EXERCISE:
Each record below should appear again exactly as written.

----------

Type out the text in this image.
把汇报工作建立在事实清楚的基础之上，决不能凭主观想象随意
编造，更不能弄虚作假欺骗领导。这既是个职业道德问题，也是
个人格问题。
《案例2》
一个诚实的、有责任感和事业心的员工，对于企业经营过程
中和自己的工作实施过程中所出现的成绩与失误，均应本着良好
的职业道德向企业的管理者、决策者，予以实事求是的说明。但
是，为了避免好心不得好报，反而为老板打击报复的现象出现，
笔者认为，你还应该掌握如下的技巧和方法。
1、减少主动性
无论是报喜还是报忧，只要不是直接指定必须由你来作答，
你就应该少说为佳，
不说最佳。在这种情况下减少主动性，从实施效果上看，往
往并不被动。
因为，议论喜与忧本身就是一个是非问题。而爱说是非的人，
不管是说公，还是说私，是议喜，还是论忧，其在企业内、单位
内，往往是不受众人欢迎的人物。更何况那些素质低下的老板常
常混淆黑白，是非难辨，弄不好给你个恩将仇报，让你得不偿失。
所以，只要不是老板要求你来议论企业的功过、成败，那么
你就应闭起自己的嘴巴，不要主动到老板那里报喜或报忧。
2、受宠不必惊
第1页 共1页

----------

PROBLEM SOLUTION:
Type out the text in this image.
把汇报工作建立在事实清楚的基础之上，决不能凭主观想象随意
编造，更不能弄虚作假欺骗领导。这既是个职业道德问题，也是
个人格问题。
《案例2》
一个诚实的、有责任感和事业心的员工，对于企业经营过程
中和自己的工作实施过程中所出现的成绩与失误，均应本着良好
的职业道德向企业的管理者、决策者，予以实事求是的说明。但
是，为了避免好心不得好报，反而为老板打击报复的现象出现，
笔者认为，你还应该掌握如下的技巧和方法。
1、减少主动性
无论是报喜还是报忧，只要不是直接指定必须由你来作答，
你就应该少说为佳，
不说最佳。在这种情况下减少主动性，从实施效果上看，往
往并不被动。
因为，议论喜与忧本身就是一个是非问题。而爱说是非的人，
不管是说公，还是说私，是议喜，还是论忧，其在企业内、单位
内，往往是不受众人欢迎的人物。更何况那些素质低下的老板常
常混淆黑白，是非难辨，弄不好给你个恩将仇报，让你得不偿失。
所以，只要不是老板要求你来议论企业的功过、成败，那么
你就应闭起自己的嘴巴，不要主动到老板那里报喜或报忧。
2、受宠不必惊
第1页 共1页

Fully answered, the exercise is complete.